Copy out the entries below, putting "text-block" in place of every "paragraph" and leaving everything else unchanged.

▼

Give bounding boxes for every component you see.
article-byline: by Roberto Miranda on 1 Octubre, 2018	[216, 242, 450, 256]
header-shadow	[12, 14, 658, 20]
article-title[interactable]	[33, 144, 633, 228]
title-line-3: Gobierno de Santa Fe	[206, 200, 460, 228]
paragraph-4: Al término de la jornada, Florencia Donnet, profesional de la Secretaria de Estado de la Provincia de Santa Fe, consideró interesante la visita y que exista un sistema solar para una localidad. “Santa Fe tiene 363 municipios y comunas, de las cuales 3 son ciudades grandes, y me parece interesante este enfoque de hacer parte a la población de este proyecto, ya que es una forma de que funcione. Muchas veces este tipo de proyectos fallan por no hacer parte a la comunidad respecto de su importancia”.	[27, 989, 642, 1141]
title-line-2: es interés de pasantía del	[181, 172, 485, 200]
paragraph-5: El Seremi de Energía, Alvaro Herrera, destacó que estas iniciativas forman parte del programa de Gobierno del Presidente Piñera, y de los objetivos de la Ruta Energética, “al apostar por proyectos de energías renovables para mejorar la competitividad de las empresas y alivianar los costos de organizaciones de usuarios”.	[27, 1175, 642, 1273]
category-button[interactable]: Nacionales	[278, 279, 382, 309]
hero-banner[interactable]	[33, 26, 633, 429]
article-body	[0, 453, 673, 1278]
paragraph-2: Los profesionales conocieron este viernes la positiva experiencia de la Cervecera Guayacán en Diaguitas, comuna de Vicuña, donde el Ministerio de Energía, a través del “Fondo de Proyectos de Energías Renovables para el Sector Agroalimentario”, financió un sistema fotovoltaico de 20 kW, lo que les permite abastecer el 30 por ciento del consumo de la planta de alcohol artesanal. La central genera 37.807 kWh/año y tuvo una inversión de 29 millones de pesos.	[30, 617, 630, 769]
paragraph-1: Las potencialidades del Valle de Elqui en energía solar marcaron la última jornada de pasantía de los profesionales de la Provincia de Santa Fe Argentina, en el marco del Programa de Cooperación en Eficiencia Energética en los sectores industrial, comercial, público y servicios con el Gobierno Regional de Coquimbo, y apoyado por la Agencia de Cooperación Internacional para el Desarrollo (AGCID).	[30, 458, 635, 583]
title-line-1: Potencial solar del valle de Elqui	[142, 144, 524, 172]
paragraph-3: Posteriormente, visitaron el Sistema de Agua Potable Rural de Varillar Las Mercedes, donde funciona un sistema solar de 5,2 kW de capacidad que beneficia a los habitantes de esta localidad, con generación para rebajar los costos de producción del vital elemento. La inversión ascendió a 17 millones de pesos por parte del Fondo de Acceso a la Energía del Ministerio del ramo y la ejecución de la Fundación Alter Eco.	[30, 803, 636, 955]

▲

§ Answer in full
Give bounding boxes for every component you see.
article-byline: by Roberto Miranda on 1 Octubre, 2018	[216, 242, 450, 256]
header-shadow	[12, 14, 658, 20]
article-title[interactable]	[33, 144, 633, 228]
title-line-3: Gobierno de Santa Fe	[206, 200, 460, 228]
text-block-4: Al término de la jornada, Florencia Donnet, profesional de la Secretaria de Estado de la Provincia de Santa Fe, consideró interesante la visita y que exista un sistema solar para una localidad. “Santa Fe tiene 363 municipios y comunas, de las cuales 3 son ciudades grandes, y me parece interesante este enfoque de hacer parte a la población de este proyecto, ya que es una forma de que funcione. Muchas veces este tipo de proyectos fallan por no hacer parte a la comunidad respecto de su importancia”.	[27, 989, 642, 1141]
title-line-2: es interés de pasantía del	[181, 172, 485, 200]
text-block-5: El Seremi de Energía, Alvaro Herrera, destacó que estas iniciativas forman parte del programa de Gobierno del Presidente Piñera, y de los objetivos de la Ruta Energética, “al apostar por proyectos de energías renovables para mejorar la competitividad de las empresas y alivianar los costos de organizaciones de usuarios”.	[27, 1175, 642, 1273]
category-button[interactable]: Nacionales	[278, 279, 382, 309]
hero-banner[interactable]	[33, 26, 633, 429]
article-body	[0, 453, 673, 1278]
text-block-2: Los profesionales conocieron este viernes la positiva experiencia de la Cervecera Guayacán en Diaguitas, comuna de Vicuña, donde el Ministerio de Energía, a través del “Fondo de Proyectos de Energías Renovables para el Sector Agroalimentario”, financió un sistema fotovoltaico de 20 kW, lo que les permite abastecer el 30 por ciento del consumo de la planta de alcohol artesanal. La central genera 37.807 kWh/año y tuvo una inversión de 29 millones de pesos.	[30, 617, 630, 769]
text-block-1: Las potencialidades del Valle de Elqui en energía solar marcaron la última jornada de pasantía de los profesionales de la Provincia de Santa Fe Argentina, en el marco del Programa de Cooperación en Eficiencia Energética en los sectores industrial, comercial, público y servicios con el Gobierno Regional de Coquimbo, y apoyado por la Agencia de Cooperación Internacional para el Desarrollo (AGCID).	[30, 458, 635, 583]
title-line-1: Potencial solar del valle de Elqui	[142, 144, 524, 172]
text-block-3: Posteriormente, visitaron el Sistema de Agua Potable Rural de Varillar Las Mercedes, donde funciona un sistema solar de 5,2 kW de capacidad que beneficia a los habitantes de esta localidad, con generación para rebajar los costos de producción del vital elemento. La inversión ascendió a 17 millones de pesos por parte del Fondo de Acceso a la Energía del Ministerio del ramo y la ejecución de la Fundación Alter Eco.	[30, 803, 636, 955]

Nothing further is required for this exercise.